> [Directions] Output the records. Match them exactly.
================
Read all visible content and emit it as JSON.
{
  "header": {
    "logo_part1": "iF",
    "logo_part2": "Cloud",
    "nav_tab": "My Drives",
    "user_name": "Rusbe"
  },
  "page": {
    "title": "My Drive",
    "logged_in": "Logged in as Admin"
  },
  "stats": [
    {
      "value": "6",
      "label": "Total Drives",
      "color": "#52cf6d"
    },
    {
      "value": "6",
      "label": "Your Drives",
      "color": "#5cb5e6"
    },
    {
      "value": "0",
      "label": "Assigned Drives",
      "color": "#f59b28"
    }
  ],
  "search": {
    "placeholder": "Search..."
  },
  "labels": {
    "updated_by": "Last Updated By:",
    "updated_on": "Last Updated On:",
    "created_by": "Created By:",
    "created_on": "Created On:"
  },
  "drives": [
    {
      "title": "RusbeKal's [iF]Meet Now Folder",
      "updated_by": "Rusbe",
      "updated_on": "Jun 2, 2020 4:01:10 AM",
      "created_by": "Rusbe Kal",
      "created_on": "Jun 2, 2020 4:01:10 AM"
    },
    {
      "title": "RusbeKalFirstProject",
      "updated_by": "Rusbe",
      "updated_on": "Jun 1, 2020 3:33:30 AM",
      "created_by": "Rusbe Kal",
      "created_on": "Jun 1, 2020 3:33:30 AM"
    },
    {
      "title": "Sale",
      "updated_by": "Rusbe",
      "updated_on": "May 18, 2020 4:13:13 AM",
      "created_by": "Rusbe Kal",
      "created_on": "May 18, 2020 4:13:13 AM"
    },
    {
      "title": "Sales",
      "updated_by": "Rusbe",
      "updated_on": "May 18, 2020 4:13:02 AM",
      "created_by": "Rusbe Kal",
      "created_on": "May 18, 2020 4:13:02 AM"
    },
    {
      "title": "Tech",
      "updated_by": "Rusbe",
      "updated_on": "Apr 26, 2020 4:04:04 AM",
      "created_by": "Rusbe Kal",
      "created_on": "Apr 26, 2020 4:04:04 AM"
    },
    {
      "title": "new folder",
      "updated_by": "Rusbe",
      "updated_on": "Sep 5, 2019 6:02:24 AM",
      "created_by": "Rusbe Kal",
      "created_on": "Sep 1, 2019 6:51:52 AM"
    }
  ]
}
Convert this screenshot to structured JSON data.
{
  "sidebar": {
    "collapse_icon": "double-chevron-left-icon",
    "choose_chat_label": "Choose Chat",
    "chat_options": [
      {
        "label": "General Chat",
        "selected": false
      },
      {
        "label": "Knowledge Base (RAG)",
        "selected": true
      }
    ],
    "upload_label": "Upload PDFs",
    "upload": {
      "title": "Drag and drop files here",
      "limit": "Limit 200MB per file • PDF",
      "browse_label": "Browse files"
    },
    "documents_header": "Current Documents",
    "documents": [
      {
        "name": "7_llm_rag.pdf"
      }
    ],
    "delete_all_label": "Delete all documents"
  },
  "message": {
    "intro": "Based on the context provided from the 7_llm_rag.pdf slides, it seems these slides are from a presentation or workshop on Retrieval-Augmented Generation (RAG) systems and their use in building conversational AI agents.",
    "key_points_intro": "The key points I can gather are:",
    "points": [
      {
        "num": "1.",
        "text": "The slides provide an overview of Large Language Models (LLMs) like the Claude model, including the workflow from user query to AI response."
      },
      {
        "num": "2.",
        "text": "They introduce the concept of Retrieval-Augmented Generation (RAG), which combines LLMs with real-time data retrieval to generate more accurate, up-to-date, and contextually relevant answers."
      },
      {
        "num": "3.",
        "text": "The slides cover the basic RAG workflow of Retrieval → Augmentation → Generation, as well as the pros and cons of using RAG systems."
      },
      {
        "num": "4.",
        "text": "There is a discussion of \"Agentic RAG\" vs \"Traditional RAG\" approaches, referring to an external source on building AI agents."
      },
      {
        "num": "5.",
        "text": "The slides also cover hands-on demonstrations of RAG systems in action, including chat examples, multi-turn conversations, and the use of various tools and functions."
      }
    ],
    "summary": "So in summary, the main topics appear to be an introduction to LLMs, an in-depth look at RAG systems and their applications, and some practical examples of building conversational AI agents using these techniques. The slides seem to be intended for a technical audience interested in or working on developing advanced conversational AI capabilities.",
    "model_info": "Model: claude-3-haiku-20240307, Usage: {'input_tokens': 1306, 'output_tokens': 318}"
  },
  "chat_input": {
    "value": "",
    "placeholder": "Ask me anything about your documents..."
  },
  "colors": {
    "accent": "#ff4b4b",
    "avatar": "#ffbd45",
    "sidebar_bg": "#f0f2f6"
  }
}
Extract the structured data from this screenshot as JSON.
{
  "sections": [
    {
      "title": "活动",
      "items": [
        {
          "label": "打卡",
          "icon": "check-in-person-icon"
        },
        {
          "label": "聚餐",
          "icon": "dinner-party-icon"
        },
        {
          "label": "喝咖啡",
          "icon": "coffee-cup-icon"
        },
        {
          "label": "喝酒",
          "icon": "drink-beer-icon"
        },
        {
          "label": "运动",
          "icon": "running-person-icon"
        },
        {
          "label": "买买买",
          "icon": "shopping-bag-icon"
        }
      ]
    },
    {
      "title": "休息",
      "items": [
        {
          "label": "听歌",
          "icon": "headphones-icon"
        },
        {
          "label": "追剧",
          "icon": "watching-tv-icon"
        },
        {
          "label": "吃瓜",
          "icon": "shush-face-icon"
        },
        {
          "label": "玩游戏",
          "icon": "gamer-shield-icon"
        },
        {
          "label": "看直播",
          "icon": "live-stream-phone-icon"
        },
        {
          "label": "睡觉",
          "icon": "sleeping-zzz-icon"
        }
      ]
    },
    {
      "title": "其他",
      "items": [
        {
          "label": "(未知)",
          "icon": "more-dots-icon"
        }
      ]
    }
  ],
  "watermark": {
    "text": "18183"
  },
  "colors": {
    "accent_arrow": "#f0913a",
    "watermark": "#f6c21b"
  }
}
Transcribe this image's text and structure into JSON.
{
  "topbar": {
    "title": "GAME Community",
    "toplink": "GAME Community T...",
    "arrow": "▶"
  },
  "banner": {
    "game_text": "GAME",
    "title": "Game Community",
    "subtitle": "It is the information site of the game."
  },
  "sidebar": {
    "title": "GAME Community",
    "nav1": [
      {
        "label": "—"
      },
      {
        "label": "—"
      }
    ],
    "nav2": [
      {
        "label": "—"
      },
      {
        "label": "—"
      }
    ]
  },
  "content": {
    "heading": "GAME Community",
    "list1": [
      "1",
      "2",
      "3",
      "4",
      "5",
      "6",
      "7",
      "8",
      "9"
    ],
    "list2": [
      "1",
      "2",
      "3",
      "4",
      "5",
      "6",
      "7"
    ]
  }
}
================
> [Response to the task]
Read all visible content and emit it as JSON.
{
  "header": {
    "logo_part1": "iF",
    "logo_part2": "Cloud",
    "nav_tab": "My Drives",
    "user_name": "Rusbe"
  },
  "page": {
    "title": "My Drive",
    "logged_in": "Logged in as Admin"
  },
  "stats": [
    {
      "value": "6",
      "label": "Total Drives",
      "color": "#52cf6d"
    },
    {
      "value": "6",
      "label": "Your Drives",
      "color": "#5cb5e6"
    },
    {
      "value": "0",
      "label": "Assigned Drives",
      "color": "#f59b28"
    }
  ],
  "search": {
    "placeholder": "Search..."
  },
  "labels": {
    "updated_by": "Last Updated By:",
    "updated_on": "Last Updated On:",
    "created_by": "Created By:",
    "created_on": "Created On:"
  },
  "drives": [
    {
      "title": "RusbeKal's [iF]Meet Now Folder",
      "updated_by": "Rusbe",
      "updated_on": "Jun 2, 2020 4:01:10 AM",
      "created_by": "Rusbe Kal",
      "created_on": "Jun 2, 2020 4:01:10 AM"
    },
    {
      "title": "RusbeKalFirstProject",
      "updated_by": "Rusbe",
      "updated_on": "Jun 1, 2020 3:33:30 AM",
      "created_by": "Rusbe Kal",
      "created_on": "Jun 1, 2020 3:33:30 AM"
    },
    {
      "title": "Sale",
      "updated_by": "Rusbe",
      "updated_on": "May 18, 2020 4:13:13 AM",
      "created_by": "Rusbe Kal",
      "created_on": "May 18, 2020 4:13:13 AM"
    },
    {
      "title": "Sales",
      "updated_by": "Rusbe",
      "updated_on": "May 18, 2020 4:13:02 AM",
      "created_by": "Rusbe Kal",
      "created_on": "May 18, 2020 4:13:02 AM"
    },
    {
      "title": "Tech",
      "updated_by": "Rusbe",
      "updated_on": "Apr 26, 2020 4:04:04 AM",
      "created_by": "Rusbe Kal",
      "created_on": "Apr 26, 2020 4:04:04 AM"
    },
    {
      "title": "new folder",
      "updated_by": "Rusbe",
      "updated_on": "Sep 5, 2019 6:02:24 AM",
      "created_by": "Rusbe Kal",
      "created_on": "Sep 1, 2019 6:51:52 AM"
    }
  ]
}
Convert this screenshot to structured JSON data.
{
  "sidebar": {
    "collapse_icon": "double-chevron-left-icon",
    "choose_chat_label": "Choose Chat",
    "chat_options": [
      {
        "label": "General Chat",
        "selected": false
      },
      {
        "label": "Knowledge Base (RAG)",
        "selected": true
      }
    ],
    "upload_label": "Upload PDFs",
    "upload": {
      "title": "Drag and drop files here",
      "limit": "Limit 200MB per file • PDF",
      "browse_label": "Browse files"
    },
    "documents_header": "Current Documents",
    "documents": [
      {
        "name": "7_llm_rag.pdf"
      }
    ],
    "delete_all_label": "Delete all documents"
  },
  "message": {
    "intro": "Based on the context provided from the 7_llm_rag.pdf slides, it seems these slides are from a presentation or workshop on Retrieval-Augmented Generation (RAG) systems and their use in building conversational AI agents.",
    "key_points_intro": "The key points I can gather are:",
    "points": [
      {
        "num": "1.",
        "text": "The slides provide an overview of Large Language Models (LLMs) like the Claude model, including the workflow from user query to AI response."
      },
      {
        "num": "2.",
        "text": "They introduce the concept of Retrieval-Augmented Generation (RAG), which combines LLMs with real-time data retrieval to generate more accurate, up-to-date, and contextually relevant answers."
      },
      {
        "num": "3.",
        "text": "The slides cover the basic RAG workflow of Retrieval → Augmentation → Generation, as well as the pros and cons of using RAG systems."
      },
      {
        "num": "4.",
        "text": "There is a discussion of \"Agentic RAG\" vs \"Traditional RAG\" approaches, referring to an external source on building AI agents."
      },
      {
        "num": "5.",
        "text": "The slides also cover hands-on demonstrations of RAG systems in action, including chat examples, multi-turn conversations, and the use of various tools and functions."
      }
    ],
    "summary": "So in summary, the main topics appear to be an introduction to LLMs, an in-depth look at RAG systems and their applications, and some practical examples of building conversational AI agents using these techniques. The slides seem to be intended for a technical audience interested in or working on developing advanced conversational AI capabilities.",
    "model_info": "Model: claude-3-haiku-20240307, Usage: {'input_tokens': 1306, 'output_tokens': 318}"
  },
  "chat_input": {
    "value": "",
    "placeholder": "Ask me anything about your documents..."
  },
  "colors": {
    "accent": "#ff4b4b",
    "avatar": "#ffbd45",
    "sidebar_bg": "#f0f2f6"
  }
}
Extract the structured data from this screenshot as JSON.
{
  "sections": [
    {
      "title": "活动",
      "items": [
        {
          "label": "打卡",
          "icon": "check-in-person-icon"
        },
        {
          "label": "聚餐",
          "icon": "dinner-party-icon"
        },
        {
          "label": "喝咖啡",
          "icon": "coffee-cup-icon"
        },
        {
          "label": "喝酒",
          "icon": "drink-beer-icon"
        },
        {
          "label": "运动",
          "icon": "running-person-icon"
        },
        {
          "label": "买买买",
          "icon": "shopping-bag-icon"
        }
      ]
    },
    {
      "title": "休息",
      "items": [
        {
          "label": "听歌",
          "icon": "headphones-icon"
        },
        {
          "label": "追剧",
          "icon": "watching-tv-icon"
        },
        {
          "label": "吃瓜",
          "icon": "shush-face-icon"
        },
        {
          "label": "玩游戏",
          "icon": "gamer-shield-icon"
        },
        {
          "label": "看直播",
          "icon": "live-stream-phone-icon"
        },
        {
          "label": "睡觉",
          "icon": "sleeping-zzz-icon"
        }
      ]
    },
    {
      "title": "其他",
      "items": [
        {
          "label": "(未知)",
          "icon": "more-dots-icon"
        }
      ]
    }
  ],
  "watermark": {
    "text": "18183"
  },
  "colors": {
    "accent_arrow": "#f0913a",
    "watermark": "#f6c21b"
  }
}
Transcribe this image's text and structure into JSON.
{
  "topbar": {
    "title": "GAME Community",
    "toplink": "GAME Community T...",
    "arrow": "▶"
  },
  "banner": {
    "game_text": "GAME",
    "title": "Game Community",
    "subtitle": "It is the information site of the game."
  },
  "sidebar": {
    "title": "GAME Community",
    "nav1": [
      {
        "label": "—"
      },
      {
        "label": "—"
      }
    ],
    "nav2": [
      {
        "label": "—"
      },
      {
        "label": "—"
      }
    ]
  },
  "content": {
    "heading": "GAME Community",
    "list1": [
      "1",
      "2",
      "3",
      "4",
      "5",
      "6",
      "7",
      "8",
      "9"
    ],
    "list2": [
      "1",
      "2",
      "3",
      "4",
      "5",
      "6",
      "7"
    ]
  }
}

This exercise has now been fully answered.